Input for this task ▸

-------

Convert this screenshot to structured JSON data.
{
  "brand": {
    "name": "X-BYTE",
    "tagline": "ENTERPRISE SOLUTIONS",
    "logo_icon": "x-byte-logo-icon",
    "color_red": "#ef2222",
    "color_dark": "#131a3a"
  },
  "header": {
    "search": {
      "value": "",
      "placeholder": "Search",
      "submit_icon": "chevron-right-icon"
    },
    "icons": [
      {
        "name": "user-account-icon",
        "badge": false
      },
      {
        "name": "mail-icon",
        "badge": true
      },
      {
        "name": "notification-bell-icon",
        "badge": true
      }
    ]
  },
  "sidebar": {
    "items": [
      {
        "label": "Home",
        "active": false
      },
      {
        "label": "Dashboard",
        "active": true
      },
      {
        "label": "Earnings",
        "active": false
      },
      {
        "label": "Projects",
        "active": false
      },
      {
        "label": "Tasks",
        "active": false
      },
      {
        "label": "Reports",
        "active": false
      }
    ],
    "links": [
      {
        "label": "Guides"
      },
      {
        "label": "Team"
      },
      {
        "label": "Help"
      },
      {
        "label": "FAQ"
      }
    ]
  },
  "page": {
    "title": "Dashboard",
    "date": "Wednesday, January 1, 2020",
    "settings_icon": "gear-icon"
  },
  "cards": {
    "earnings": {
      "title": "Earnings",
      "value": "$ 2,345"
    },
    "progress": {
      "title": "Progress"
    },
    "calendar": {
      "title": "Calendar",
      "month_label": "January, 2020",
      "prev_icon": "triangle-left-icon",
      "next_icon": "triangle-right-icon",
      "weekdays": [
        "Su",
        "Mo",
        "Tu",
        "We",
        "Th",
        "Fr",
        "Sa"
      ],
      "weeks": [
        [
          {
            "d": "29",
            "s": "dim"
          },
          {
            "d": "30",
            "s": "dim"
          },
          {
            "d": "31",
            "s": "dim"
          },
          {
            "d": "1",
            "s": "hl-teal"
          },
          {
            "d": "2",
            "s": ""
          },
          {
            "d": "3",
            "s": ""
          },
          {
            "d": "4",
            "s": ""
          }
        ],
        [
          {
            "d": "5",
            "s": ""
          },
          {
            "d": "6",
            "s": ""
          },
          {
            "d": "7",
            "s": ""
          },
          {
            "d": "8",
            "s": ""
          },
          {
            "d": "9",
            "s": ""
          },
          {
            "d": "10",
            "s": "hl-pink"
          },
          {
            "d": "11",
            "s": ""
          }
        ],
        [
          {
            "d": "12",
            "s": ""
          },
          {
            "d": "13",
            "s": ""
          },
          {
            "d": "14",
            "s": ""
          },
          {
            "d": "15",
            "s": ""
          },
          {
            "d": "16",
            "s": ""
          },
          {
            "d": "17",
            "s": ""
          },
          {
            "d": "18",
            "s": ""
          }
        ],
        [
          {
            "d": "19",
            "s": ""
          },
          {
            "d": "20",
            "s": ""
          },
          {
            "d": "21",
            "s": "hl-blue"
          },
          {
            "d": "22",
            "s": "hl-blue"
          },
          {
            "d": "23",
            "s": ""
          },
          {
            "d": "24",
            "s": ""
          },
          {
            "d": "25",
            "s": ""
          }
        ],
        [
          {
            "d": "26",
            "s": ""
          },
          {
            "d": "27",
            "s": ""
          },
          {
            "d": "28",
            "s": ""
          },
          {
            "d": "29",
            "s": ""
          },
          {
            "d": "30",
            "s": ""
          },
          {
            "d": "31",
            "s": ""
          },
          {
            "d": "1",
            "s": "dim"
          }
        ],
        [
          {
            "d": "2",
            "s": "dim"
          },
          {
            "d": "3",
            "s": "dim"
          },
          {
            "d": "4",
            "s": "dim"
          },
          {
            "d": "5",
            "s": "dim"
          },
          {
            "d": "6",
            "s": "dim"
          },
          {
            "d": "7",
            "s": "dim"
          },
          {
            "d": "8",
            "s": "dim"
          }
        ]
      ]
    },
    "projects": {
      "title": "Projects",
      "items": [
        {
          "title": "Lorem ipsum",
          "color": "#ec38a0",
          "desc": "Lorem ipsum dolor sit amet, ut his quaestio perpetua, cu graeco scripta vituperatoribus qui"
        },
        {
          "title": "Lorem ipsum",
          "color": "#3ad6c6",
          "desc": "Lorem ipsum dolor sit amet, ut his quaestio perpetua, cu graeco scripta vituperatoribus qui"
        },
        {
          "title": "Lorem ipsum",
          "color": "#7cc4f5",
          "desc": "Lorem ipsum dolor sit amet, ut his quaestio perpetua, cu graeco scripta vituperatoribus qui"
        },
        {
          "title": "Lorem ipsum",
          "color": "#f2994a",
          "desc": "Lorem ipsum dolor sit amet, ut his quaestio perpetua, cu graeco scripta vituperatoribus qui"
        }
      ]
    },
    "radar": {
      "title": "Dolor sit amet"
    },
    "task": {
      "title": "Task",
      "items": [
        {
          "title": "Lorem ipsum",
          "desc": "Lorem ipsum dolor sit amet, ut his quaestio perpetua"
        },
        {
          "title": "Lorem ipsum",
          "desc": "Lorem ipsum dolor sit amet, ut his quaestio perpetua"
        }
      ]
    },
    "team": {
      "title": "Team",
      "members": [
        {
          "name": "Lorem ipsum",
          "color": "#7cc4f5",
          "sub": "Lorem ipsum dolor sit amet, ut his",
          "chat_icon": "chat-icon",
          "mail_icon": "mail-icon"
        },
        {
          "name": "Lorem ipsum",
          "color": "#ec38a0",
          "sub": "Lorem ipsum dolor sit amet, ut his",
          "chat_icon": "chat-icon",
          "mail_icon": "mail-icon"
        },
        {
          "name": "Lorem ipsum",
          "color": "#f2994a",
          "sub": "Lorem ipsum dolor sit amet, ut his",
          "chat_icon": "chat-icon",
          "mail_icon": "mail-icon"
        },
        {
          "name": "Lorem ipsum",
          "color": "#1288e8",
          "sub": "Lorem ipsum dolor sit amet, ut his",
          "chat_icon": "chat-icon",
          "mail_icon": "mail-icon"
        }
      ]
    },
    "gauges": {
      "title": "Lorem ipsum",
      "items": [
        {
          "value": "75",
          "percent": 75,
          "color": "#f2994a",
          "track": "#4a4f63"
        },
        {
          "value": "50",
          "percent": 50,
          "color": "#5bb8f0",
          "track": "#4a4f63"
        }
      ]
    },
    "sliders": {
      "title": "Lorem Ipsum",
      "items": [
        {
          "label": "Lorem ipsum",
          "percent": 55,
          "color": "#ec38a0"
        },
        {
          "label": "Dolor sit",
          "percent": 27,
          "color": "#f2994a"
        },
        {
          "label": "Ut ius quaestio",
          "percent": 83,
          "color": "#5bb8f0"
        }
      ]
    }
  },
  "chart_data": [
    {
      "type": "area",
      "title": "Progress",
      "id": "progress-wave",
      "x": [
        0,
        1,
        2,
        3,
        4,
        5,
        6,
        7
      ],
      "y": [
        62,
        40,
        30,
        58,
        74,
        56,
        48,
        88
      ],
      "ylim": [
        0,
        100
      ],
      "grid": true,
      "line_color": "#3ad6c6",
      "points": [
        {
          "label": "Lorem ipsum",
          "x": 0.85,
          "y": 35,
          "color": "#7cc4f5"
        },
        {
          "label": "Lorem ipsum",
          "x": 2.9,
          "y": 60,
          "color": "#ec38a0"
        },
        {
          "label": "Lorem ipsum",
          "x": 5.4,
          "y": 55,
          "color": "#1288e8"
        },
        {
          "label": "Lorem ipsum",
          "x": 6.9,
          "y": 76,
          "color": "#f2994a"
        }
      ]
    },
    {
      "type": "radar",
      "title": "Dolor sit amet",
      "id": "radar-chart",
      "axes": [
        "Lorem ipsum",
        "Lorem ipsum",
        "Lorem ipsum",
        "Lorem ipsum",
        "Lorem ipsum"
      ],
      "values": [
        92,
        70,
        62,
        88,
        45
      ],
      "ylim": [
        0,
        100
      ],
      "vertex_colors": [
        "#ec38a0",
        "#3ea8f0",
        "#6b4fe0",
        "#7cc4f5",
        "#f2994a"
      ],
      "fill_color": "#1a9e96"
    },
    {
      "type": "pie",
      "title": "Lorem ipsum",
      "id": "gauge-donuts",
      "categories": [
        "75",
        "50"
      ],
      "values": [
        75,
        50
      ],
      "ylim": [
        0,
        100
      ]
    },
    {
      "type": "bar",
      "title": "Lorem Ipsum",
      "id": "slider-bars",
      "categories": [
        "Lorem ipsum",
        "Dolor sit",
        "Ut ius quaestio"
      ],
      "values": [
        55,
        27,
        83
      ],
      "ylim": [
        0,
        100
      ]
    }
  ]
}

-------

What is expected ▸ Copy every line above that holds the word "type".

Right answer ▸
      "type": "area",
      "type": "radar",
      "type": "pie",
      "type": "bar",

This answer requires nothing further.